---- Excerpted data
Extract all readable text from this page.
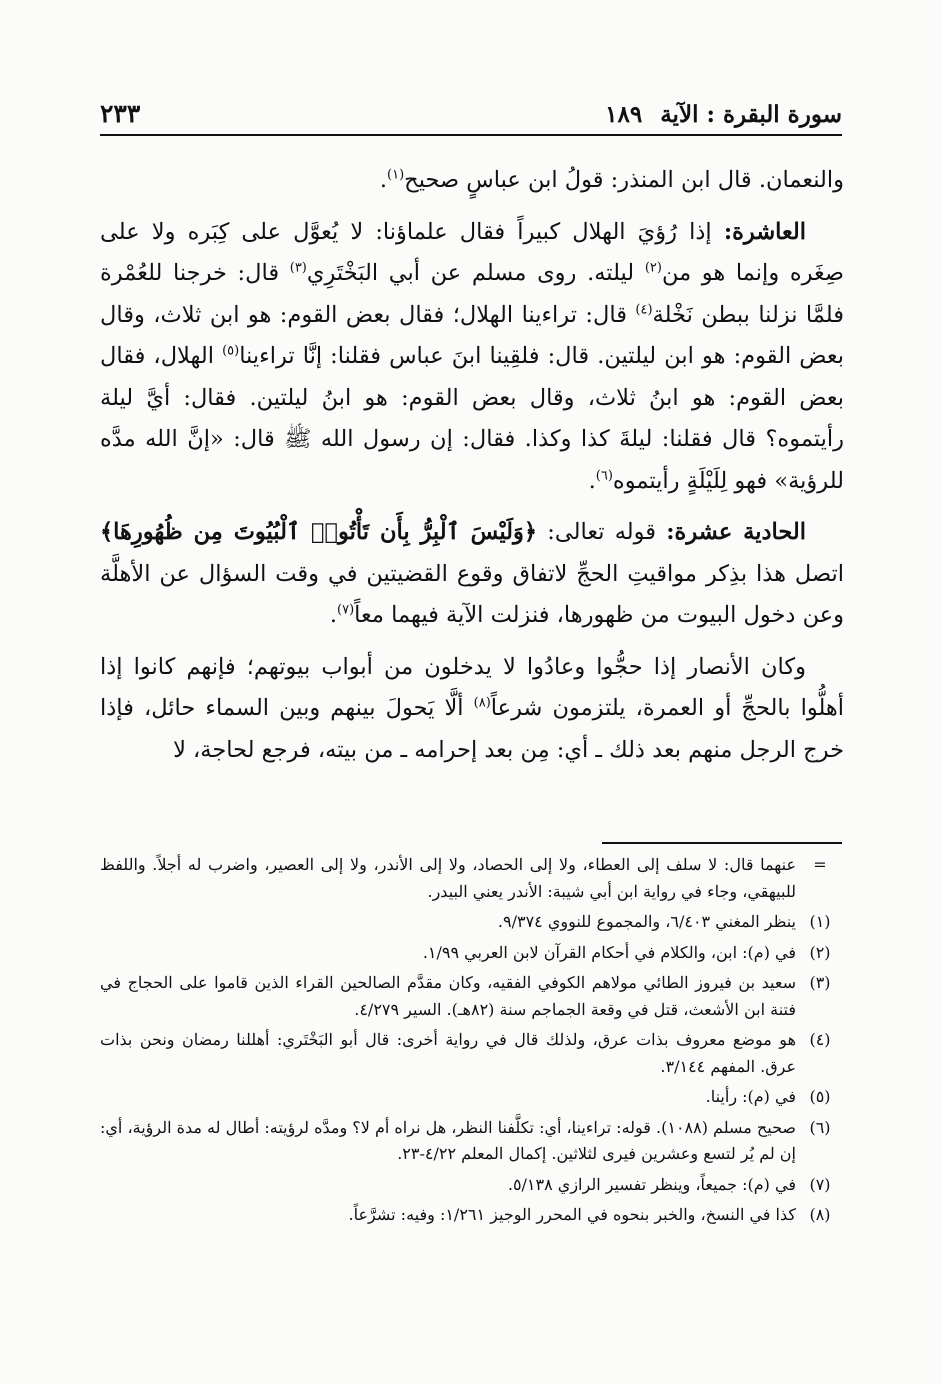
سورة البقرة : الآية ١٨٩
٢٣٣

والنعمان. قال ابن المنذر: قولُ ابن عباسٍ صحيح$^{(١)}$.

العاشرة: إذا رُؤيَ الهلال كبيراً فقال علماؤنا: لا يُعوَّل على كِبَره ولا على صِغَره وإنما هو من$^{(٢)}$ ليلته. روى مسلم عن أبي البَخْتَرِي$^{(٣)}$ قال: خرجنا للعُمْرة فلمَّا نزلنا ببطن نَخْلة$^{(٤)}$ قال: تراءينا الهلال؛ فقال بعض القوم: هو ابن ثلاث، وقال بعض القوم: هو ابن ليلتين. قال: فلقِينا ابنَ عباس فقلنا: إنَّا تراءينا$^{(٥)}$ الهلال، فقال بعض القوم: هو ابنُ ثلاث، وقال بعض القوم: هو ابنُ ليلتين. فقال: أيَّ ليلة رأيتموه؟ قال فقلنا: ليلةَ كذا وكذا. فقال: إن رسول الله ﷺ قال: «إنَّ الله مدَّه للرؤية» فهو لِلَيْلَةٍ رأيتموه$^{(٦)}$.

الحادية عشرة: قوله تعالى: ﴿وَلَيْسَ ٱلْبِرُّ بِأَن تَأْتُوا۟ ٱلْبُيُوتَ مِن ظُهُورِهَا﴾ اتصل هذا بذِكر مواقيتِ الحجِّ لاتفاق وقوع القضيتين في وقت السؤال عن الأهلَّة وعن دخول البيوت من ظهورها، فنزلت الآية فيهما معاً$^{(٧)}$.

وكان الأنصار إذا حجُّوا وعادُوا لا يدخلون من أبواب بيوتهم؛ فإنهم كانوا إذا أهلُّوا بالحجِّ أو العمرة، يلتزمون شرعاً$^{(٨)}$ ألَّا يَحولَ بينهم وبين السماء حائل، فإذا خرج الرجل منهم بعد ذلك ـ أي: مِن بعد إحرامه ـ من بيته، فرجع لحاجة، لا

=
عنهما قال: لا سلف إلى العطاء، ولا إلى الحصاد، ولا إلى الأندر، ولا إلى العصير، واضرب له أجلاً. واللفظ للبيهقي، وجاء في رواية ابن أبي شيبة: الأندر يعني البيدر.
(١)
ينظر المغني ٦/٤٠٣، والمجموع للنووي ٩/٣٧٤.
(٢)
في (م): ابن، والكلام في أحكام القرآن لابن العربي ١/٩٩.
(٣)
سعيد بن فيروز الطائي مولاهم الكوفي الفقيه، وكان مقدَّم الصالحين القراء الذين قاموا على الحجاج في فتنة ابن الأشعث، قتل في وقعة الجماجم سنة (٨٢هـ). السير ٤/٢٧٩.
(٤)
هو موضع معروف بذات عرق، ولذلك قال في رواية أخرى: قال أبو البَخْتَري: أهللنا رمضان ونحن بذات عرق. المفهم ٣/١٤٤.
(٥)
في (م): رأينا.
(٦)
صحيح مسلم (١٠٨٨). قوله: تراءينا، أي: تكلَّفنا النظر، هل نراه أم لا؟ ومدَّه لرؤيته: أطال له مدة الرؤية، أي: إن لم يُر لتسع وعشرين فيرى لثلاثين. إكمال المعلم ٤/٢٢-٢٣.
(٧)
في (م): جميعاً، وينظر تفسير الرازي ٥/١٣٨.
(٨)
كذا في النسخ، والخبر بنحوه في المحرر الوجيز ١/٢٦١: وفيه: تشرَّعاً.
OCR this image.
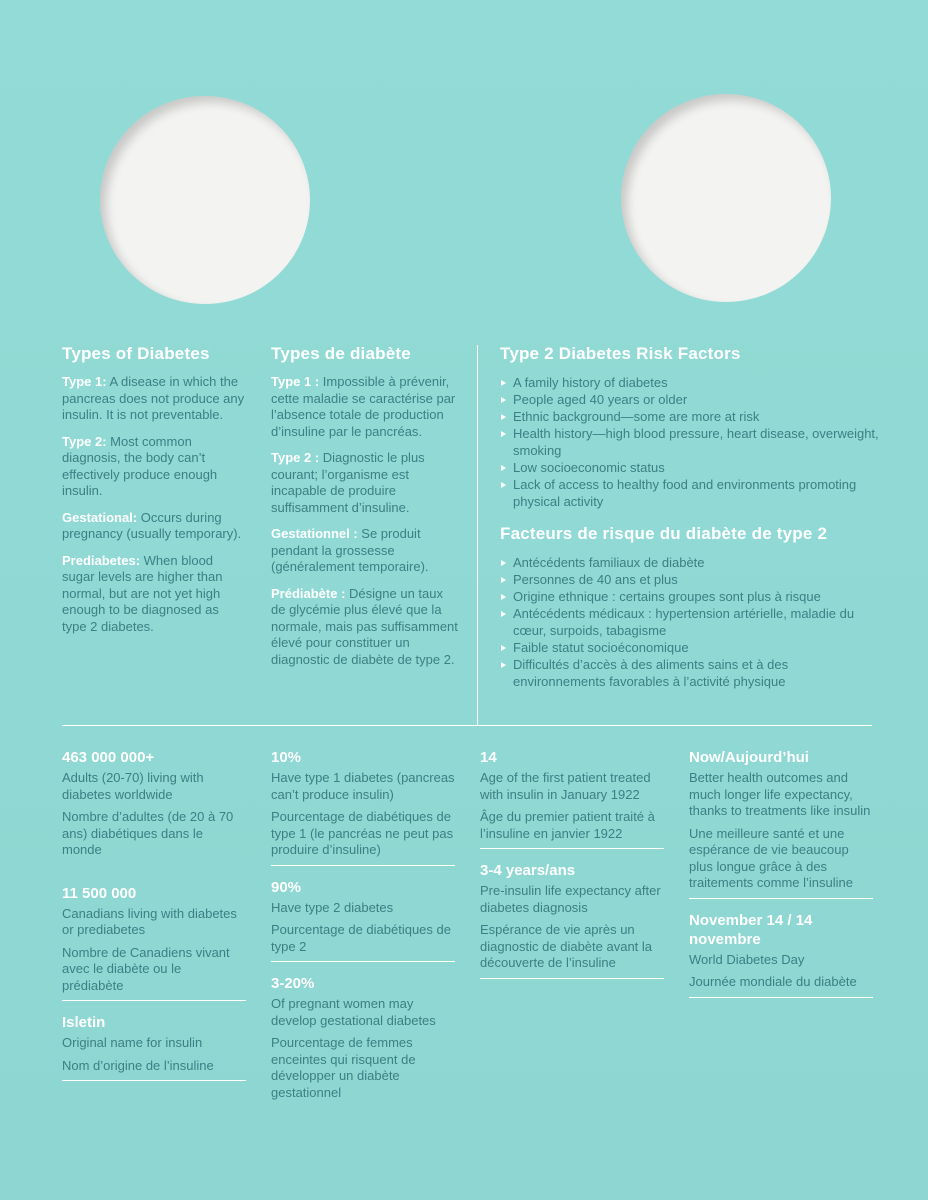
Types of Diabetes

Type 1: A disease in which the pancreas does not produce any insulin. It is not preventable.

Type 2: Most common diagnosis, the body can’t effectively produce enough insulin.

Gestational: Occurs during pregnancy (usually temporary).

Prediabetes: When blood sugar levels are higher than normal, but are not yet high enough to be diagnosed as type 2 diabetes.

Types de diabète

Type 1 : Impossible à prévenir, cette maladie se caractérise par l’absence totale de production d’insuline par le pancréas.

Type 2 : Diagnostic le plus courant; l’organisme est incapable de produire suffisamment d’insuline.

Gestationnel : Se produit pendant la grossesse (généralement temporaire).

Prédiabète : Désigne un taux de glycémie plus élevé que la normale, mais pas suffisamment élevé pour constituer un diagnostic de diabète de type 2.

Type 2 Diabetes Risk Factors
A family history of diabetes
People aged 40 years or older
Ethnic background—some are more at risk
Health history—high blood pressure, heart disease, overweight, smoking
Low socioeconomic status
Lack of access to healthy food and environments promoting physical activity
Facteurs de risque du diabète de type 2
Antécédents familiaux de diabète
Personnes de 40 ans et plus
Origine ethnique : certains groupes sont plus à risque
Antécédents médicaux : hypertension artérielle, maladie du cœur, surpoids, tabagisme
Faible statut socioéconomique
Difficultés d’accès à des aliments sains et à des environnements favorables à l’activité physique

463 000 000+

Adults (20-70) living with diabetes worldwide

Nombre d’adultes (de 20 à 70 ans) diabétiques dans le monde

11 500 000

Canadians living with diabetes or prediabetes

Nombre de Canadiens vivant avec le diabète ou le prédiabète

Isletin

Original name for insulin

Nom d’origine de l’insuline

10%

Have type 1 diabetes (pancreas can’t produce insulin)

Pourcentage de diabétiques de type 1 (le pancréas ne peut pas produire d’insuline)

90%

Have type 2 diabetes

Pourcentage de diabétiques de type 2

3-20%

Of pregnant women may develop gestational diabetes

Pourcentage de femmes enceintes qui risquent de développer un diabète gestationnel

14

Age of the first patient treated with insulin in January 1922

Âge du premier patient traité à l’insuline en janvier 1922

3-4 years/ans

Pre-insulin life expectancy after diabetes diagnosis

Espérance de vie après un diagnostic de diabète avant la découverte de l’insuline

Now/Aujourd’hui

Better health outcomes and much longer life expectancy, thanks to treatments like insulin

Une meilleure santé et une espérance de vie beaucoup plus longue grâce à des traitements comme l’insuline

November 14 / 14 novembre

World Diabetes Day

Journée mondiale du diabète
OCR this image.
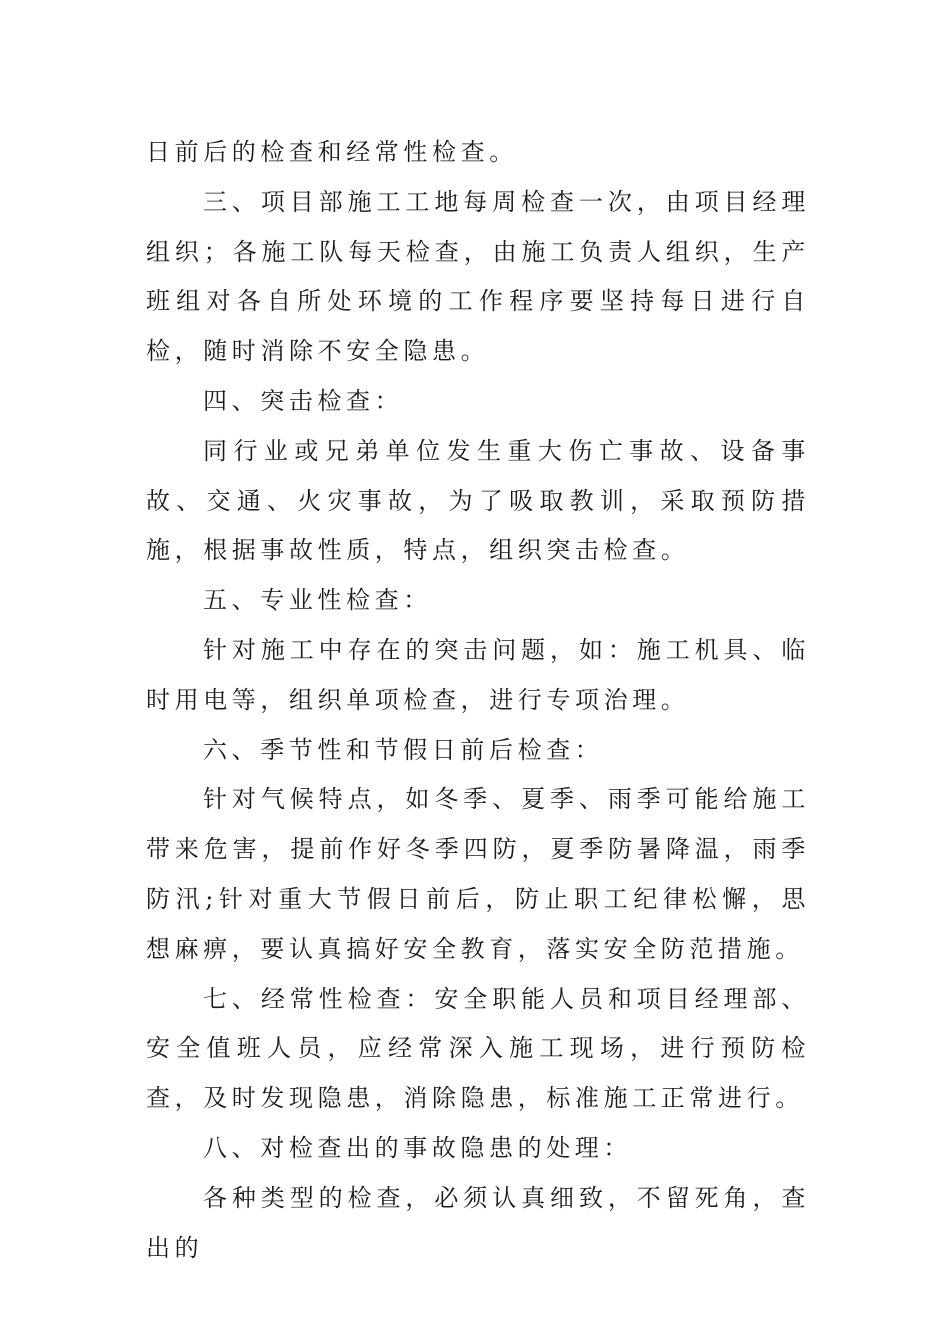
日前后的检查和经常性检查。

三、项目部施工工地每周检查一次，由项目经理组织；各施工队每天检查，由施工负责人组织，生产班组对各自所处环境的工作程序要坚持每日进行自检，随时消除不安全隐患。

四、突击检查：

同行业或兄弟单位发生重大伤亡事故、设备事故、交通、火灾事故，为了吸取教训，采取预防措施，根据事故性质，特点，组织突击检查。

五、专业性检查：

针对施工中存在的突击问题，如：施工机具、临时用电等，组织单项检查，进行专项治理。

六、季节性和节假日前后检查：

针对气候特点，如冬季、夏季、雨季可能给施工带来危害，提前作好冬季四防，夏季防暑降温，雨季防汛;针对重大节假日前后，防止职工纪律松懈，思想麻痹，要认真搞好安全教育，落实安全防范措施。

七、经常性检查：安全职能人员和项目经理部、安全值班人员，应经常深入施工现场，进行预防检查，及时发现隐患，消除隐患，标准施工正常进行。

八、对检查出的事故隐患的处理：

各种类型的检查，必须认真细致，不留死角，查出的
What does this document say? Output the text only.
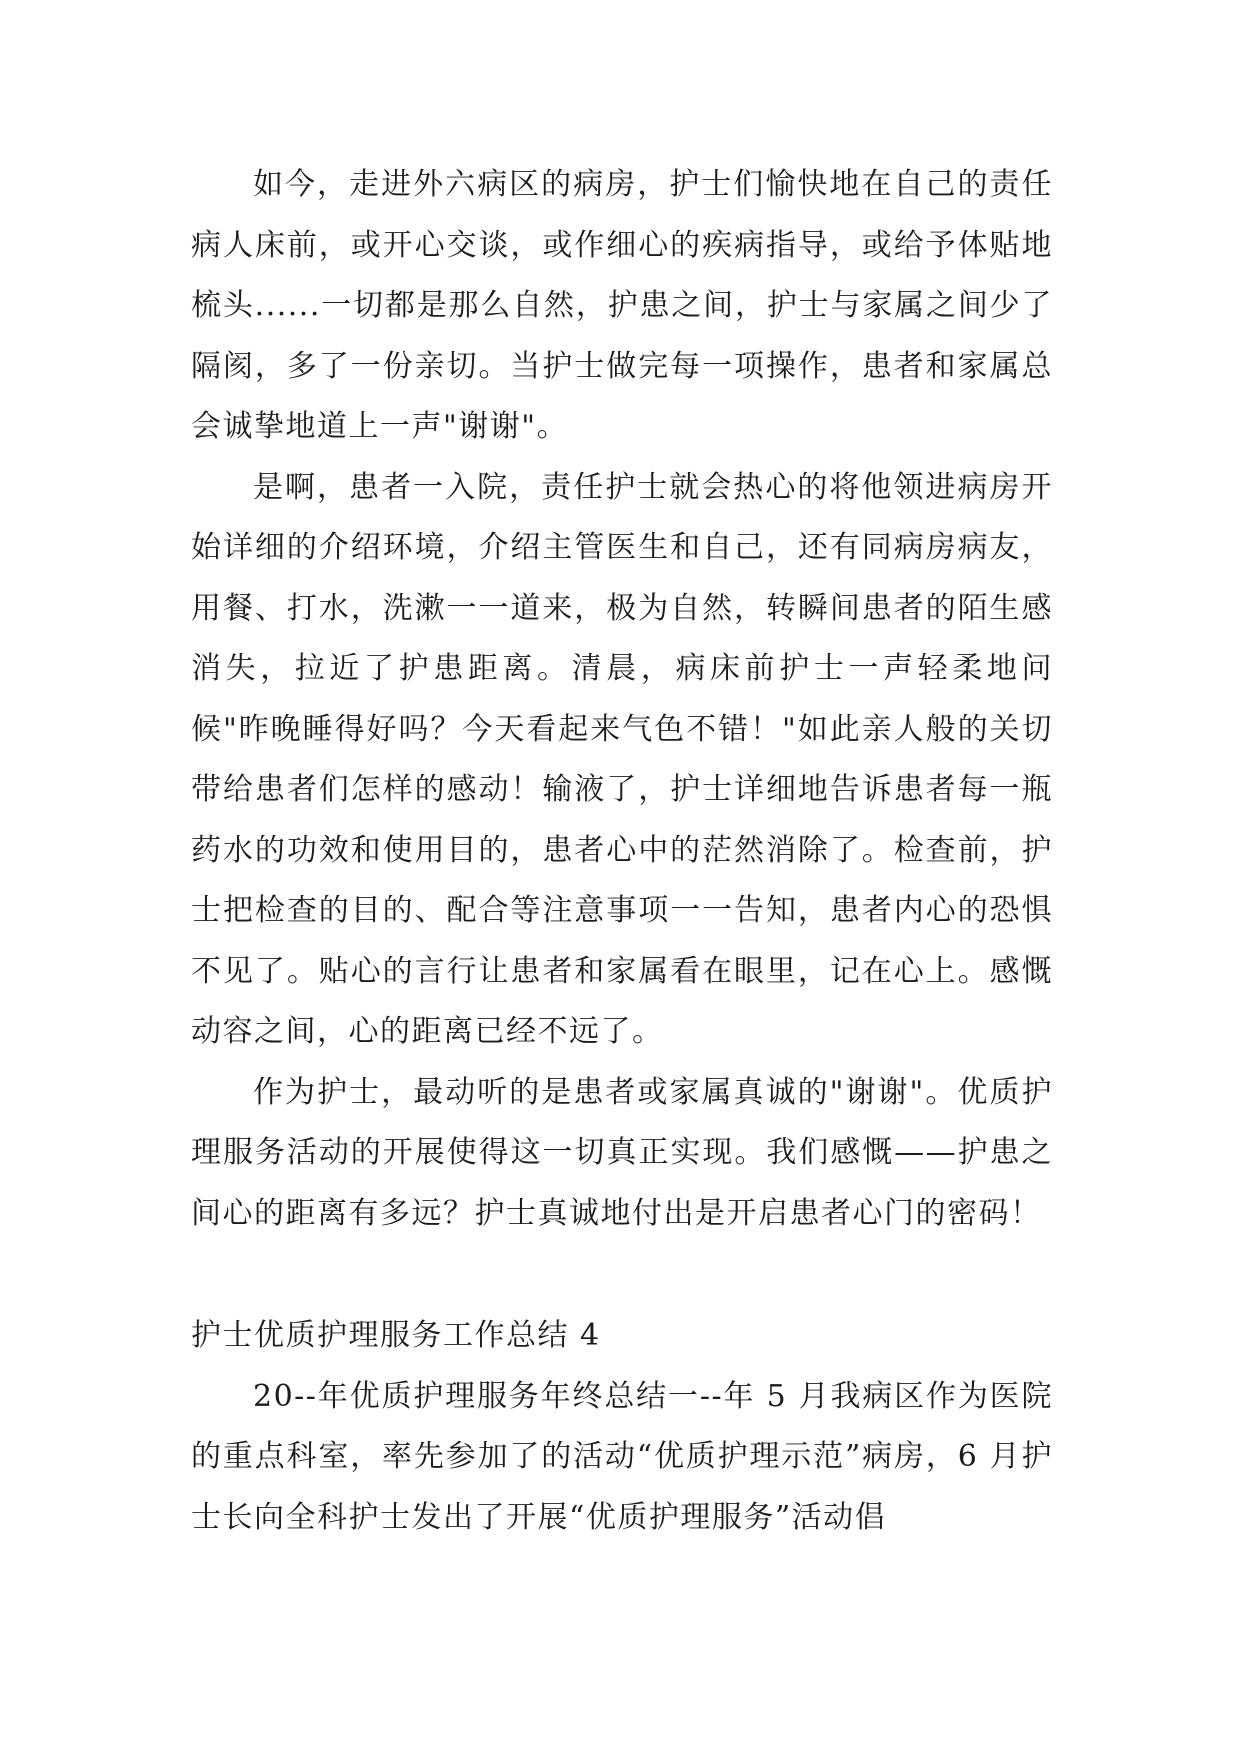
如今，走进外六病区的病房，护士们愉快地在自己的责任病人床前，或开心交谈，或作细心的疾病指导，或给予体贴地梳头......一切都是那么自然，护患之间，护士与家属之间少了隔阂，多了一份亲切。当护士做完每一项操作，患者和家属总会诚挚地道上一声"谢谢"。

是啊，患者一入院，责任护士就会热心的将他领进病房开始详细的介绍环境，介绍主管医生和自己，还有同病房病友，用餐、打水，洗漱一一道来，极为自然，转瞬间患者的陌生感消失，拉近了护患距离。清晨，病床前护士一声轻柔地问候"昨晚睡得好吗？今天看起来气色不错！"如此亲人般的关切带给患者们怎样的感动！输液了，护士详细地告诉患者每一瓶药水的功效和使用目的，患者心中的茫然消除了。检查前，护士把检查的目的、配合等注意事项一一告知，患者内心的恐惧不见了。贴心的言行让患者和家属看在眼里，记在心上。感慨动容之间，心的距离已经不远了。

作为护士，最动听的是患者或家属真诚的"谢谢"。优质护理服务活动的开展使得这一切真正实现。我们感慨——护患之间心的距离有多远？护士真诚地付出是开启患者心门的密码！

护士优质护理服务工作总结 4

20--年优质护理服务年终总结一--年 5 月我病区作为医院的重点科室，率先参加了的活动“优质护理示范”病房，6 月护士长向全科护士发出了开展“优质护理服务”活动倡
--------
**Directions for this task**:
Output the line containing "What does this" and each line after it, through the end of the material, exactly as given. No pictures belong in the output.

**Solved problem**:
What does this document say? Output the text only.
如今，走进外六病区的病房，护士们愉快地在自己的责任病人床前，或开心交谈，或作细心的疾病指导，或给予体贴地梳头......一切都是那么自然，护患之间，护士与家属之间少了隔阂，多了一份亲切。当护士做完每一项操作，患者和家属总会诚挚地道上一声"谢谢"。

是啊，患者一入院，责任护士就会热心的将他领进病房开始详细的介绍环境，介绍主管医生和自己，还有同病房病友，用餐、打水，洗漱一一道来，极为自然，转瞬间患者的陌生感消失，拉近了护患距离。清晨，病床前护士一声轻柔地问候"昨晚睡得好吗？今天看起来气色不错！"如此亲人般的关切带给患者们怎样的感动！输液了，护士详细地告诉患者每一瓶药水的功效和使用目的，患者心中的茫然消除了。检查前，护士把检查的目的、配合等注意事项一一告知，患者内心的恐惧不见了。贴心的言行让患者和家属看在眼里，记在心上。感慨动容之间，心的距离已经不远了。

作为护士，最动听的是患者或家属真诚的"谢谢"。优质护理服务活动的开展使得这一切真正实现。我们感慨——护患之间心的距离有多远？护士真诚地付出是开启患者心门的密码！

护士优质护理服务工作总结 4

20--年优质护理服务年终总结一--年 5 月我病区作为医院的重点科室，率先参加了的活动“优质护理示范”病房，6 月护士长向全科护士发出了开展“优质护理服务”活动倡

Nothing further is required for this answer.